## Problem description
Rewrite the listing below, replacing every occurrence of "mouza-label" with "village-label" and leaving all other text unchanged. Omit the pictures from your answer.

• • • •

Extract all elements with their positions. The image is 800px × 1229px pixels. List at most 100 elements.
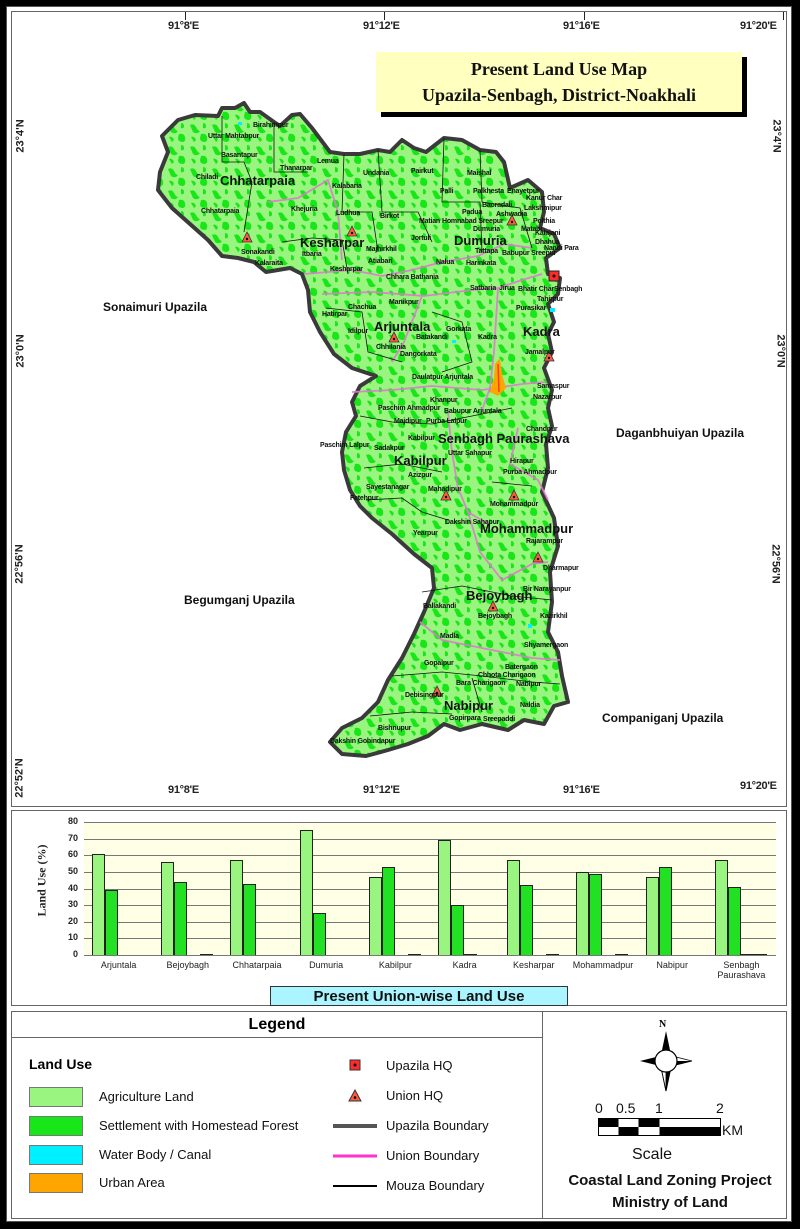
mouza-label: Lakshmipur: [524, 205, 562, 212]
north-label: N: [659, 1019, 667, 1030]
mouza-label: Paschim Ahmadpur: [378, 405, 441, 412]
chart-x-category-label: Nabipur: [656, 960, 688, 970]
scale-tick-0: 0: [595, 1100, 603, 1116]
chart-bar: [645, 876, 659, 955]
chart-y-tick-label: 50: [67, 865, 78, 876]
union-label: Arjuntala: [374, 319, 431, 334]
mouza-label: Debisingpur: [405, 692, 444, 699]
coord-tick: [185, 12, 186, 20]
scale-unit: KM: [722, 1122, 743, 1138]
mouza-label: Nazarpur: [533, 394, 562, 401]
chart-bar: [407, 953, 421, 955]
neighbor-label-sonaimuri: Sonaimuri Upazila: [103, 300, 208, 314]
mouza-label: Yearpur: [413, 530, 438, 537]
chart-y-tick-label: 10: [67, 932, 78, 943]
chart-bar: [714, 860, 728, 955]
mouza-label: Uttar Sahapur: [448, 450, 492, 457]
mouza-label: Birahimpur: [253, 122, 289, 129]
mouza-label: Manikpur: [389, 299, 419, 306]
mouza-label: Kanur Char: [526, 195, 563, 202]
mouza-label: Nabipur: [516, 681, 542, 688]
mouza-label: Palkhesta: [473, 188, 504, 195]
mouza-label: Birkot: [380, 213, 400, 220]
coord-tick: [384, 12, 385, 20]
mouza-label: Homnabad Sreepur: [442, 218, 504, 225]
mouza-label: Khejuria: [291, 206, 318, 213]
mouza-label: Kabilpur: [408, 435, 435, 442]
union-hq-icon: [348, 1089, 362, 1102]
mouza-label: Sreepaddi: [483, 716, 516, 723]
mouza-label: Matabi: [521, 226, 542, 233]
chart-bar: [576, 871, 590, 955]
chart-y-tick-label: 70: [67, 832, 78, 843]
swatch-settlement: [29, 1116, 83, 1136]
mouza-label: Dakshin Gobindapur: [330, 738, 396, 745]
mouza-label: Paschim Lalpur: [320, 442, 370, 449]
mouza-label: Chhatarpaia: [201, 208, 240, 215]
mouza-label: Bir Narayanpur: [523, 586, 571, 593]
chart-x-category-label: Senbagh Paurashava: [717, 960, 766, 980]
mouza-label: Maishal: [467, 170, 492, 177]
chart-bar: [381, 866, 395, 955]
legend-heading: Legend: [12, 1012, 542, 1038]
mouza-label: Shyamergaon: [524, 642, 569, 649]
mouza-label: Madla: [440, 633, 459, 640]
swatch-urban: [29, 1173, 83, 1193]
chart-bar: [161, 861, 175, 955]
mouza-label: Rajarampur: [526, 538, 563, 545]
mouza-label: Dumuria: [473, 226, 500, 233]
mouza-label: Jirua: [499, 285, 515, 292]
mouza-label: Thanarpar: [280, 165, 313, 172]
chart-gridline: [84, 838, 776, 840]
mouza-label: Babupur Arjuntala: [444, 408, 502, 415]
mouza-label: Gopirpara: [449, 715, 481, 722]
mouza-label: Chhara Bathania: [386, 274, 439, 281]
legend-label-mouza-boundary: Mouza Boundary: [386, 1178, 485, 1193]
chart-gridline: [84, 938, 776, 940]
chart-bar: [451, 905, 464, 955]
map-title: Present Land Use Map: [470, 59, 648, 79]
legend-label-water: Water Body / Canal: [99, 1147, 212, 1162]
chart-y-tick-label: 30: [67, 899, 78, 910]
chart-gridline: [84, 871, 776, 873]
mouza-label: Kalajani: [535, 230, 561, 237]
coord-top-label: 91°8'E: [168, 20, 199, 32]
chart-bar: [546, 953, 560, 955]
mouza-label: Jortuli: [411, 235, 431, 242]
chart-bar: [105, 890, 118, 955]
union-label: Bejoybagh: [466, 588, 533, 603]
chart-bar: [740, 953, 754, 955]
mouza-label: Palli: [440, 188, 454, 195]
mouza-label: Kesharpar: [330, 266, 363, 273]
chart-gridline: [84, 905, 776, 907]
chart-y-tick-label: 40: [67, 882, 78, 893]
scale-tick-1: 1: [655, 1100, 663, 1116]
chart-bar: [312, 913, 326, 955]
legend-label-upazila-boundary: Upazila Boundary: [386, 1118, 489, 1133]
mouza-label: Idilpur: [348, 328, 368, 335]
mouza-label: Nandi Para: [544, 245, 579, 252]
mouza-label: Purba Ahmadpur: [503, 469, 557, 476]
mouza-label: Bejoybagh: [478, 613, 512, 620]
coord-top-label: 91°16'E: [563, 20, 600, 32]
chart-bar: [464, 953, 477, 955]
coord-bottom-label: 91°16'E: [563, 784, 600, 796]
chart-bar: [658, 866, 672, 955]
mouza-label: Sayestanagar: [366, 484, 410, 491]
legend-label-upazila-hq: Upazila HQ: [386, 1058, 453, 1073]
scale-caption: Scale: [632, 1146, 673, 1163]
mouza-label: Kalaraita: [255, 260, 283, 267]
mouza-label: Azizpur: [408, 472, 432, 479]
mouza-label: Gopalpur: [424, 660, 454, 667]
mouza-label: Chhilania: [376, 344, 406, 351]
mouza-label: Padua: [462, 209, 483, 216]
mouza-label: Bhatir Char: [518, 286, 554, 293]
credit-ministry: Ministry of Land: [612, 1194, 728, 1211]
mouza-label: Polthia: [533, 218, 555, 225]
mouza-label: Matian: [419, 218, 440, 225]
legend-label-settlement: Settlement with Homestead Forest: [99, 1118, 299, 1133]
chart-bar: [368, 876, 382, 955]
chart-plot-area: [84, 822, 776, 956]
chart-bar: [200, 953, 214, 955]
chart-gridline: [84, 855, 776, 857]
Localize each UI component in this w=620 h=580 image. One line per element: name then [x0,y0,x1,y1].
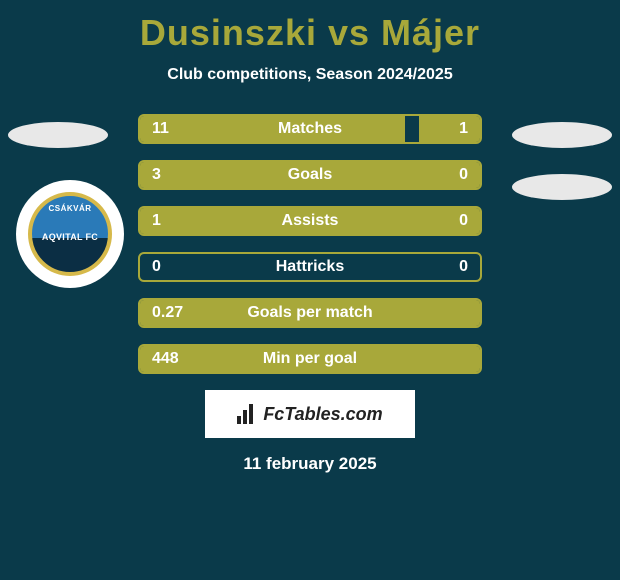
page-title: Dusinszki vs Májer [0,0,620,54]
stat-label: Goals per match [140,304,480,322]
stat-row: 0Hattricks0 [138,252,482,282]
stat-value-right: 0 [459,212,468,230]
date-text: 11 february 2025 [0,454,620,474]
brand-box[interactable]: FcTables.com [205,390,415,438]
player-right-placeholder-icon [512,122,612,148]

• • • •

## Finished exercise
Extract all elements with their positions. The image is 800px × 1229px pixels. List at most 100 elements.
village-label: Lakshmipur: [524, 205, 562, 212]
north-label: N: [659, 1019, 667, 1030]
village-label: Paschim Ahmadpur: [378, 405, 441, 412]
chart-x-category-label: Nabipur: [656, 960, 688, 970]
scale-tick-0: 0: [595, 1100, 603, 1116]
chart-bar: [645, 876, 659, 955]
chart-y-tick-label: 50: [67, 865, 78, 876]
union-label: Arjuntala: [374, 319, 431, 334]
village-label: Debisingpur: [405, 692, 444, 699]
coord-tick: [185, 12, 186, 20]
scale-unit: KM: [722, 1122, 743, 1138]
village-label: Nazarpur: [533, 394, 562, 401]
chart-bar: [407, 953, 421, 955]
neighbor-label-sonaimuri: Sonaimuri Upazila: [103, 300, 208, 314]
village-label: Yearpur: [413, 530, 438, 537]
chart-y-tick-label: 10: [67, 932, 78, 943]
chart-bar: [714, 860, 728, 955]
village-label: Uttar Sahapur: [448, 450, 492, 457]
village-label: Birahimpur: [253, 122, 289, 129]
village-label: Manikpur: [389, 299, 419, 306]
village-label: Kanur Char: [526, 195, 563, 202]
village-label: Nabipur: [516, 681, 542, 688]
village-label: Palkhesta: [473, 188, 504, 195]
village-label: Birkot: [380, 213, 400, 220]
coord-tick: [384, 12, 385, 20]
village-label: Homnabad Sreepur: [442, 218, 504, 225]
village-label: Khejuria: [291, 206, 318, 213]
village-label: Kabilpur: [408, 435, 435, 442]
union-hq-icon: [348, 1089, 362, 1102]
village-label: Sreepaddi: [483, 716, 516, 723]
village-label: Matabi: [521, 226, 542, 233]
chart-bar: [576, 871, 590, 955]
chart-y-tick-label: 70: [67, 832, 78, 843]
swatch-settlement: [29, 1116, 83, 1136]
village-label: Dakshin Gobindapur: [330, 738, 396, 745]
village-label: Paschim Lalpur: [320, 442, 370, 449]
village-label: Chhatarpaia: [201, 208, 240, 215]
village-label: Bir Narayanpur: [523, 586, 571, 593]
chart-x-category-label: Senbagh Paurashava: [717, 960, 766, 980]
village-label: Maishal: [467, 170, 492, 177]
chart-bar: [381, 866, 395, 955]
legend-heading: Legend: [12, 1012, 542, 1038]
village-label: Shyamergaon: [524, 642, 569, 649]
village-label: Madla: [440, 633, 459, 640]
swatch-urban: [29, 1173, 83, 1193]
chart-bar: [161, 861, 175, 955]
village-label: Rajarampur: [526, 538, 563, 545]
village-label: Dumuria: [473, 226, 500, 233]
village-label: Jirua: [499, 285, 515, 292]
village-label: Thanarpar: [280, 165, 313, 172]
chart-gridline: [84, 838, 776, 840]
village-label: Babupur Arjuntala: [444, 408, 502, 415]
village-label: Gopirpara: [449, 715, 481, 722]
village-label: Chhara Bathania: [386, 274, 439, 281]
legend-label-mouza-boundary: Mouza Boundary: [386, 1178, 485, 1193]
chart-gridline: [84, 938, 776, 940]
chart-bar: [451, 905, 464, 955]
map-title: Present Land Use Map: [470, 59, 648, 79]
legend-label-water: Water Body / Canal: [99, 1147, 212, 1162]
chart-y-tick-label: 30: [67, 899, 78, 910]
chart-gridline: [84, 871, 776, 873]
village-label: Kalajani: [535, 230, 561, 237]
coord-top-label: 91°8'E: [168, 20, 199, 32]
chart-bar: [546, 953, 560, 955]
village-label: Jortuli: [411, 235, 431, 242]
chart-bar: [105, 890, 118, 955]
union-label: Bejoybagh: [466, 588, 533, 603]
chart-bar: [740, 953, 754, 955]
village-label: Palli: [440, 188, 454, 195]
village-label: Kesharpar: [330, 266, 363, 273]
chart-gridline: [84, 905, 776, 907]
chart-y-tick-label: 40: [67, 882, 78, 893]
scale-tick-1: 1: [655, 1100, 663, 1116]
chart-bar: [312, 913, 326, 955]
legend-label-upazila-boundary: Upazila Boundary: [386, 1118, 489, 1133]
village-label: Idilpur: [348, 328, 368, 335]
village-label: Nandi Para: [544, 245, 579, 252]
village-label: Purba Ahmadpur: [503, 469, 557, 476]
village-label: Bejoybagh: [478, 613, 512, 620]
coord-top-label: 91°16'E: [563, 20, 600, 32]
chart-bar: [464, 953, 477, 955]
coord-bottom-label: 91°16'E: [563, 784, 600, 796]
chart-bar: [658, 866, 672, 955]
village-label: Sayestanagar: [366, 484, 410, 491]
legend-label-upazila-hq: Upazila HQ: [386, 1058, 453, 1073]
scale-caption: Scale: [632, 1146, 673, 1163]
village-label: Kalaraita: [255, 260, 283, 267]
village-label: Azizpur: [408, 472, 432, 479]
village-label: Gopalpur: [424, 660, 454, 667]
village-label: Chhilania: [376, 344, 406, 351]
village-label: Padua: [462, 209, 483, 216]
village-label: Bhatir Char: [518, 286, 554, 293]
credit-ministry: Ministry of Land: [612, 1194, 728, 1211]
village-label: Polthia: [533, 218, 555, 225]
village-label: Matian: [419, 218, 440, 225]
legend-label-settlement: Settlement with Homestead Forest: [99, 1118, 299, 1133]
chart-bar: [368, 876, 382, 955]
chart-plot-area: [84, 822, 776, 956]
chart-bar: [200, 953, 214, 955]
chart-gridline: [84, 855, 776, 857]
Localize each UI component in this w=620 h=580 image. One line per element: name then [x0,y0,x1,y1].
page-title: Dusinszki vs Májer [0,0,620,54]
stat-label: Goals per match [140,304,480,322]
stat-row: 0Hattricks0 [138,252,482,282]
stat-value-right: 0 [459,212,468,230]
date-text: 11 february 2025 [0,454,620,474]
brand-box[interactable]: FcTables.com [205,390,415,438]
player-right-placeholder-icon [512,122,612,148]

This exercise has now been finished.